::: DOCUMENT SEGMENT

Shaw to join wireless battle late next year


Shaw Communications Inc. will launch its Western Canadian-based wireless service late next year, the company said as it released its second quarter results.

“We are advancing our strategy to offer a competitive wireless offering and are now planning for an initial launch in late 2011,” Jim Shaw, vice-chair and CEO of the Calgary-based cable company, said in a statement Friday. “Accordingly, we are accelerating our wireless capital spend and expect to invest approximately $100 million in fiscal 2010. The investment in this new business will primarily be funded by cash on hand.”

By the time it launches service in the largest cities it has cable operations – Vancouver, Calgary and Edmonton – it could face five competitors: veteran incumbents Rogers Communications Inc., Telus Corp. and BCE Inc.’s Bell Canada, plus startups Wind Mobile (already in Calgary and Edmonton and scheduled to start soon in Vancouver) and Mobilicity (which hopes to open its doors in Toronto by the summer and soon expand to the three major Western Canadian cities.)

Shaw Communication’s move had been telegraphed in January, when Jim Shaw told financial analysts that after spending $190 million buying spectrum in 2008, the company was starting to look at what it would take to build a network.

::::::
::: DATA RECORDS

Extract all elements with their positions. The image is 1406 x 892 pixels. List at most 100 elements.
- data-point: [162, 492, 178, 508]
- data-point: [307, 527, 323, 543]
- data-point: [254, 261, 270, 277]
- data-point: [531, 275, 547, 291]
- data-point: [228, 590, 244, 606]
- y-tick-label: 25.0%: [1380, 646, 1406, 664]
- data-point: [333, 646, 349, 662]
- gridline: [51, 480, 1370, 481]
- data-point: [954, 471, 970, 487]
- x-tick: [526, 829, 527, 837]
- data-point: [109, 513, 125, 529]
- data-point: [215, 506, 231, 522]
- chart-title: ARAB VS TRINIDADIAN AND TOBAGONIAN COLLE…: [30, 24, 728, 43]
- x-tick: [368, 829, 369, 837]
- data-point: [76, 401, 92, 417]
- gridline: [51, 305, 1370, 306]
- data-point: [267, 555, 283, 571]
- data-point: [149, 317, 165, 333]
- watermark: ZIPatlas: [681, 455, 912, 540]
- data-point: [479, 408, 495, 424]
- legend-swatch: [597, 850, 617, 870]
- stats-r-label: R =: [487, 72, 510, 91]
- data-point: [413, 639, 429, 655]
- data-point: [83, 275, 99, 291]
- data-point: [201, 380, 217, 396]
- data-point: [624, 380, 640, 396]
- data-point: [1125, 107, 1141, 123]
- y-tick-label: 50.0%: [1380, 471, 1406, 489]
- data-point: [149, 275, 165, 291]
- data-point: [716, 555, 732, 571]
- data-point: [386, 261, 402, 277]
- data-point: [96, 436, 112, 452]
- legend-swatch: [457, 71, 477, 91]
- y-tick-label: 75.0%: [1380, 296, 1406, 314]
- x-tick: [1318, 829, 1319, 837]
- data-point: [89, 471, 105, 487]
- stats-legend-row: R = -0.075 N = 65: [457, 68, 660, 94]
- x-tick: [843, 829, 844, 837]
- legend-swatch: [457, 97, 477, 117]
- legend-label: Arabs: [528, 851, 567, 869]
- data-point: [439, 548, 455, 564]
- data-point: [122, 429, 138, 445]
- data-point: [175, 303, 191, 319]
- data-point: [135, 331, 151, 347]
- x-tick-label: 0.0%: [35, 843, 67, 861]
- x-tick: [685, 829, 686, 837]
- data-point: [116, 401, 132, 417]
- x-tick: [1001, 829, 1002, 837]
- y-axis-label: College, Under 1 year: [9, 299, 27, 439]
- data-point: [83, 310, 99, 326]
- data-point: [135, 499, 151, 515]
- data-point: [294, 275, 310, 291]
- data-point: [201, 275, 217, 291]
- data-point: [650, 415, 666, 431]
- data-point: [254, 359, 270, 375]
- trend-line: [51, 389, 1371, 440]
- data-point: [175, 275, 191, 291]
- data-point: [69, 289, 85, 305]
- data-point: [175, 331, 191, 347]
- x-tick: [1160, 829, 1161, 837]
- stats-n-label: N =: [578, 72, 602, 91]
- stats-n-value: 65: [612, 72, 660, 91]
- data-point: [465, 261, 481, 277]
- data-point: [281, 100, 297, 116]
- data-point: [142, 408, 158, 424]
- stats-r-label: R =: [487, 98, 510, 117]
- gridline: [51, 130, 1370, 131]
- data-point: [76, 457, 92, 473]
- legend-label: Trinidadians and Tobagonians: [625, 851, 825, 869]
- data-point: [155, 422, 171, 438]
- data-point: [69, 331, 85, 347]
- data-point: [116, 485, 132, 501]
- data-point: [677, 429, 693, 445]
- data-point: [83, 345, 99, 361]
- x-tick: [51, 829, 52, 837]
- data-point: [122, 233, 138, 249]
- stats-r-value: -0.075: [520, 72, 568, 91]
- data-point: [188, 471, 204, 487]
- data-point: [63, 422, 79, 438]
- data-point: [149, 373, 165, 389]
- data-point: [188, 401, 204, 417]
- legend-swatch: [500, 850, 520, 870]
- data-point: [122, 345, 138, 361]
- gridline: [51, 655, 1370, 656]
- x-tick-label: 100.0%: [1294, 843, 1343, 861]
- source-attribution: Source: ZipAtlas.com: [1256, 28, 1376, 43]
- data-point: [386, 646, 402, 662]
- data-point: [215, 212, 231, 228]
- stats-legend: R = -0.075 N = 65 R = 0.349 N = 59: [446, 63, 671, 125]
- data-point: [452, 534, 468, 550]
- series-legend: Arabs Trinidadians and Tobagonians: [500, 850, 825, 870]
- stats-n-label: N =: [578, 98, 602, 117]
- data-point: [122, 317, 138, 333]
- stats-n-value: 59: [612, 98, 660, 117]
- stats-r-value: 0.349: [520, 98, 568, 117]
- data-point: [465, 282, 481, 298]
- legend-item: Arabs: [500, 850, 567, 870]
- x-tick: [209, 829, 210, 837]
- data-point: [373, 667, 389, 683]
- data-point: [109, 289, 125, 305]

::::::

→ **EXPLORE THE MATERIAL**
[A] According to the Shaw wireless article, how much did the company spend buying spectrum in 2008?
[B] Carry on writing the Shaw wireless article from the point where it stops.
This material was drawn from a source separate from the Shaw wireless article.

→ **RESULTS OF THE EXERCISE**
[A] $190 million

[B]
Shaw’s delay in exploiting its spectrum has led some analysts to wonder if it is too late. They think Wind and Mobilicity will soak up most of the available wireless customers available by gaining first mover advantage. Other analysts think Shaw has a weapon others don’t: the ability to bundle wireless with cable, Internet and home phone service. They also think Shaw may get an advantage by learning from the mistakes of Wind and Mobilicity.

Left unanswered from Shaw’s press statement is where the company will build. Logically, Shaw will want to have wireless coverage where its cable business is to offer bundles. That includes B.C., Alberta, Winnipeg and parts of northern Ontario. However, it also bought spectrum covering all of Manitoba as well as Newfoundland and Labrador.

It also has foothold in the southern Ontario, where it doesn’t have spectrum, through the purchase late last year of Hamilton, Ont.’s Mountain Cable. That put Shaw into Rogers’ back yard.

The company didn’t return a call for comment.

Iain Grant, managing director of the SeaBoard Group, a Montreal-based telecommunications consultancy, is one analyst who thinks Shaw’s financial muscle and bundling ability gives it great potential in a crowded wireless market. He expects Shaw’s wireless network to be broader and deeper than the networks of Wind and Mobilicity.

For the fiscal year ending Aug. 31, 2009, it had revenue of $3.39 billion and net income of $539 million.

Last year it raised $650 million to build the wireless network. Meanwhile, Shaw is also bidding to take over the television stations of troubled Canwest Global Communications Corp.

For the second quarter of the current fiscal year that ended Feb. 28, it pulled in $929 million, an increase of 11 per cent over the same period last year.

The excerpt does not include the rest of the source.